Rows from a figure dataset
☆ ☆ ☆ ☆ ☆ ☆ ☆

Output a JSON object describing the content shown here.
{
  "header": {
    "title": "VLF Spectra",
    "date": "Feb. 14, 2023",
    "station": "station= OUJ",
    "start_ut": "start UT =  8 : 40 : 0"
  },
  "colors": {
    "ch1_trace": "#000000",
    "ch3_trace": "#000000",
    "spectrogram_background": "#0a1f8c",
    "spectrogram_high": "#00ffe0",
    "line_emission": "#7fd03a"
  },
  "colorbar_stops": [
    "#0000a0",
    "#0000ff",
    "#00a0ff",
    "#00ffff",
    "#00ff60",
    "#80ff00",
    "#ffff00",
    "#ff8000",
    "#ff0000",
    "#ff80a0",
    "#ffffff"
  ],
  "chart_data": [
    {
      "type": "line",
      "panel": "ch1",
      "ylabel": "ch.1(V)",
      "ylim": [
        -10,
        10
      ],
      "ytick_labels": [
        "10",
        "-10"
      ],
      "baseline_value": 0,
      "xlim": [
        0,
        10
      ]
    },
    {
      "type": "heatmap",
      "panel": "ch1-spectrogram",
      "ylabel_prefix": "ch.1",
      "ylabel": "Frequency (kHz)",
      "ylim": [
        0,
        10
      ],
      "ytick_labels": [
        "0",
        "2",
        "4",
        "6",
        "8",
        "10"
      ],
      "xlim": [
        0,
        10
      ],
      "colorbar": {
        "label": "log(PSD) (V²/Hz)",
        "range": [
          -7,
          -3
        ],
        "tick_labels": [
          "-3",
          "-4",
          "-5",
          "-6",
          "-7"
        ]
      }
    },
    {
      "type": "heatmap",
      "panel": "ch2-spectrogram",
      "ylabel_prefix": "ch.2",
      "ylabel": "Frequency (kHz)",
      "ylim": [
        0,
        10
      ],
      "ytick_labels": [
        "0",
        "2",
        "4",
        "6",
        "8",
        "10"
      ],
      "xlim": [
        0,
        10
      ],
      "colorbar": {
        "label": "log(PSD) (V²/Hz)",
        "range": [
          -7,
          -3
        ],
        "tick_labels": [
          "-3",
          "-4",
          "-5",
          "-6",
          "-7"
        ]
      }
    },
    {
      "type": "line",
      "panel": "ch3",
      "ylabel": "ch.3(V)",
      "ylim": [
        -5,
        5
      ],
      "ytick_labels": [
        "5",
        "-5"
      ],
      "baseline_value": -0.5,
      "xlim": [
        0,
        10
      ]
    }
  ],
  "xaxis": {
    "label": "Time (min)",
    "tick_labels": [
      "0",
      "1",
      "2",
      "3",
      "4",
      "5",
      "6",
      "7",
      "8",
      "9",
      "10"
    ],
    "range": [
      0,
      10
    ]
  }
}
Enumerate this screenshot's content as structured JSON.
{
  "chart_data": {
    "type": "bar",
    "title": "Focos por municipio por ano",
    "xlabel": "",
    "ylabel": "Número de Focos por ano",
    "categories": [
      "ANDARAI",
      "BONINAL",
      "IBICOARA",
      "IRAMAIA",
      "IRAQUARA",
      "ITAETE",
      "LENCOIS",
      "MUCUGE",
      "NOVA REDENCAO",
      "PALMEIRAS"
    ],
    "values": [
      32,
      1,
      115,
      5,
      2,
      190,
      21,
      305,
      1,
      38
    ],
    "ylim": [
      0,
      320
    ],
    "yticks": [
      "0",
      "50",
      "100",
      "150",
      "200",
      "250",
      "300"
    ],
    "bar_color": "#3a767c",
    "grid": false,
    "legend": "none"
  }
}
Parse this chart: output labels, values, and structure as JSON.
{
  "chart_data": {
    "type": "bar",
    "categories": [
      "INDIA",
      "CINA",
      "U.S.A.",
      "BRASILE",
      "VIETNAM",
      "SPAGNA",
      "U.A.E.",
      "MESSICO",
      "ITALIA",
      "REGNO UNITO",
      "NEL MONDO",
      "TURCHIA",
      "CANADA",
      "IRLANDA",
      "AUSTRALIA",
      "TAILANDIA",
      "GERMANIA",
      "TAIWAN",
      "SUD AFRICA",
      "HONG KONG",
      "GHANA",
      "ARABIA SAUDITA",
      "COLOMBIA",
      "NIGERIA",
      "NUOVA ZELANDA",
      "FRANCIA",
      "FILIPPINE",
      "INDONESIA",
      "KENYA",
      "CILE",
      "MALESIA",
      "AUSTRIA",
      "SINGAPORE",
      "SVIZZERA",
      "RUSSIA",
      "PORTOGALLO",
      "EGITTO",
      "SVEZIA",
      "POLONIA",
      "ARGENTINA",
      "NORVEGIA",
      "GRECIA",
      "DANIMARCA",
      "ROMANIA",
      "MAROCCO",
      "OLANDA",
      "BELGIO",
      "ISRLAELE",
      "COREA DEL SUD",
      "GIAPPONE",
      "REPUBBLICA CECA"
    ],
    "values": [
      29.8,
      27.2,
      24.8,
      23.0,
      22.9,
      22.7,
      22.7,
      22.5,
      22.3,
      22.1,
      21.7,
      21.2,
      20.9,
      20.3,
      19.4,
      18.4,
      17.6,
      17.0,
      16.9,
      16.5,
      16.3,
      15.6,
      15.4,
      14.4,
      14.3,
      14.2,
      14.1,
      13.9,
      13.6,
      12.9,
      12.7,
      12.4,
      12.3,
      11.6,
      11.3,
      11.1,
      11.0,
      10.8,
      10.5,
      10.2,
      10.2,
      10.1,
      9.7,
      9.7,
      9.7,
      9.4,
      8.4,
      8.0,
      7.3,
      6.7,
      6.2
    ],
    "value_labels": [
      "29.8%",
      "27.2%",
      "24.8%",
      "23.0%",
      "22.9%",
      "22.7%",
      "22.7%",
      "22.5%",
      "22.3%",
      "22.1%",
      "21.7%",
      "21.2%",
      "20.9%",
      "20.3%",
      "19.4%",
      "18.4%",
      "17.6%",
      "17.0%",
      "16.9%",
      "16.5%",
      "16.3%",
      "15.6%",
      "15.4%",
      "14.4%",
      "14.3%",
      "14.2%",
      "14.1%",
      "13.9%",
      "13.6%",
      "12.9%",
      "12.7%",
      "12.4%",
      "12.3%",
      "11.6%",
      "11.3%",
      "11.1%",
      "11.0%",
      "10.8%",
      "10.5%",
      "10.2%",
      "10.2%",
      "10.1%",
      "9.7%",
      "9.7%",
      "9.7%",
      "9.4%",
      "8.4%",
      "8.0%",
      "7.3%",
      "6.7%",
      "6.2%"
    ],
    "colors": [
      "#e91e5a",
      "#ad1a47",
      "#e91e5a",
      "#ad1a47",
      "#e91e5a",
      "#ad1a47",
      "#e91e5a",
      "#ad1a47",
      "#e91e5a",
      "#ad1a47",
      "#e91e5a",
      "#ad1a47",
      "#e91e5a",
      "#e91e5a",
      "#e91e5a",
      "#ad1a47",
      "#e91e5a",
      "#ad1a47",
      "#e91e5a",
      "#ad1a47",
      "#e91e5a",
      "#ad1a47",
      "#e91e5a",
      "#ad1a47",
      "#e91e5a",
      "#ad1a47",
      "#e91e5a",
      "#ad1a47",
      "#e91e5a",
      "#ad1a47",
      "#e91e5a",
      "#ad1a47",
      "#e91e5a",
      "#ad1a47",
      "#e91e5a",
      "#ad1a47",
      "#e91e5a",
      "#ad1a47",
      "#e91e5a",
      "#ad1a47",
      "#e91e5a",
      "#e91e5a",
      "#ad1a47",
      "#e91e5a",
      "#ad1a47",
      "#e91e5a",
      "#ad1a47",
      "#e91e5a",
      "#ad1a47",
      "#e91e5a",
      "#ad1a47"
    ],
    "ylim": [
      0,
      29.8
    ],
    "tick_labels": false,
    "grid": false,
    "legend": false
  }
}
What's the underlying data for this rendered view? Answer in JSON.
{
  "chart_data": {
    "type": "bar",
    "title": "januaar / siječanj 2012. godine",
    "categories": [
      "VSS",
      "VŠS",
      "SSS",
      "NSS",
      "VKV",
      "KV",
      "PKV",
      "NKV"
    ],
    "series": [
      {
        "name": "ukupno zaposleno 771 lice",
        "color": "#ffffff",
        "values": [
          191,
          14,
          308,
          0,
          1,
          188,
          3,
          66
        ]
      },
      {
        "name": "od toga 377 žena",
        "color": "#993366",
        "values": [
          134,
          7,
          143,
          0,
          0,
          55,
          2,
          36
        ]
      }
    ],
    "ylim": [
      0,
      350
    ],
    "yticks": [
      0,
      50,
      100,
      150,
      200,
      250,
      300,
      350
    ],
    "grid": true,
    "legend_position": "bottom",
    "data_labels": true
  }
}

☆ ☆ ☆ ☆ ☆ ☆ ☆

Only the number is wanted: how many lines in the preceding entries hold the string "false"?

## Worked solution:
4